::: Task data :::

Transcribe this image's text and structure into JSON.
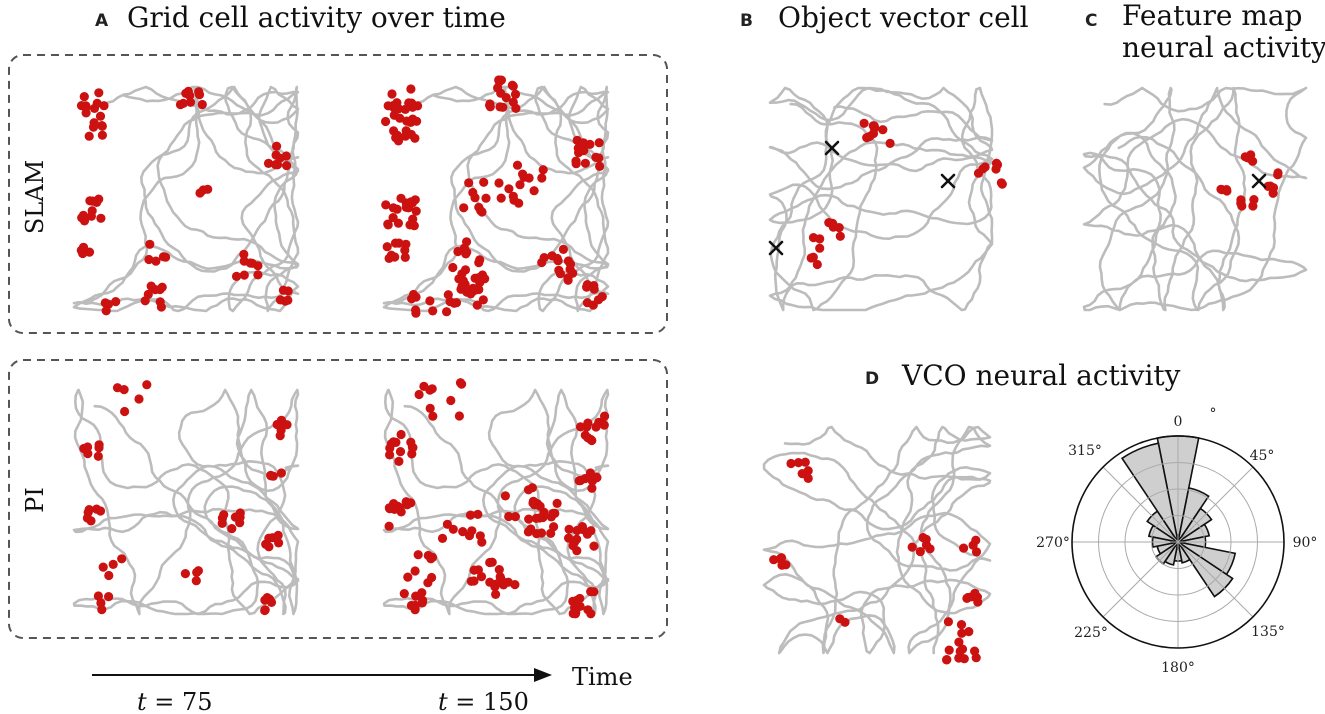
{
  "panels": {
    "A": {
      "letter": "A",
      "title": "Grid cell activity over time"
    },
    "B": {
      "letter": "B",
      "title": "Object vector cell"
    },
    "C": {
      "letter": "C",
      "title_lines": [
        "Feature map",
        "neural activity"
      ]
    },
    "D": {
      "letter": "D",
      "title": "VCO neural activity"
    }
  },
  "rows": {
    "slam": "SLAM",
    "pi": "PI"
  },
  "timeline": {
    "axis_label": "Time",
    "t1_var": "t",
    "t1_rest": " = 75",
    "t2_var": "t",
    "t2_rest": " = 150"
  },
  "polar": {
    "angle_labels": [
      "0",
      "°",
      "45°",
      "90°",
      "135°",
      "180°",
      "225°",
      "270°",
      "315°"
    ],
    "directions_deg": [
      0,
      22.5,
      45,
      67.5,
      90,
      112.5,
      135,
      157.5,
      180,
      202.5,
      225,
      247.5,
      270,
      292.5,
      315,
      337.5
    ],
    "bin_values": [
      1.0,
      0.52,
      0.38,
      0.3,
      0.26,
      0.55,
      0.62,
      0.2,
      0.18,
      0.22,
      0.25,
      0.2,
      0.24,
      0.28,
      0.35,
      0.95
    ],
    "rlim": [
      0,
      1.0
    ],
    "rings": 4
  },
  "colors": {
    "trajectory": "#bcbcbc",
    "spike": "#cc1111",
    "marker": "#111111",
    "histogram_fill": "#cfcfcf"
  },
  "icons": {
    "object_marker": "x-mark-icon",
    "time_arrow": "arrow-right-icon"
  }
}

:::

■ What the task asks ■
Return the records exactly. Don't carry the pictures over.

■ Complete answer ■
Transcribe this image's text and structure into JSON.
{
  "panels": {
    "A": {
      "letter": "A",
      "title": "Grid cell activity over time"
    },
    "B": {
      "letter": "B",
      "title": "Object vector cell"
    },
    "C": {
      "letter": "C",
      "title_lines": [
        "Feature map",
        "neural activity"
      ]
    },
    "D": {
      "letter": "D",
      "title": "VCO neural activity"
    }
  },
  "rows": {
    "slam": "SLAM",
    "pi": "PI"
  },
  "timeline": {
    "axis_label": "Time",
    "t1_var": "t",
    "t1_rest": " = 75",
    "t2_var": "t",
    "t2_rest": " = 150"
  },
  "polar": {
    "angle_labels": [
      "0",
      "°",
      "45°",
      "90°",
      "135°",
      "180°",
      "225°",
      "270°",
      "315°"
    ],
    "directions_deg": [
      0,
      22.5,
      45,
      67.5,
      90,
      112.5,
      135,
      157.5,
      180,
      202.5,
      225,
      247.5,
      270,
      292.5,
      315,
      337.5
    ],
    "bin_values": [
      1.0,
      0.52,
      0.38,
      0.3,
      0.26,
      0.55,
      0.62,
      0.2,
      0.18,
      0.22,
      0.25,
      0.2,
      0.24,
      0.28,
      0.35,
      0.95
    ],
    "rlim": [
      0,
      1.0
    ],
    "rings": 4
  },
  "colors": {
    "trajectory": "#bcbcbc",
    "spike": "#cc1111",
    "marker": "#111111",
    "histogram_fill": "#cfcfcf"
  },
  "icons": {
    "object_marker": "x-mark-icon",
    "time_arrow": "arrow-right-icon"
  }
}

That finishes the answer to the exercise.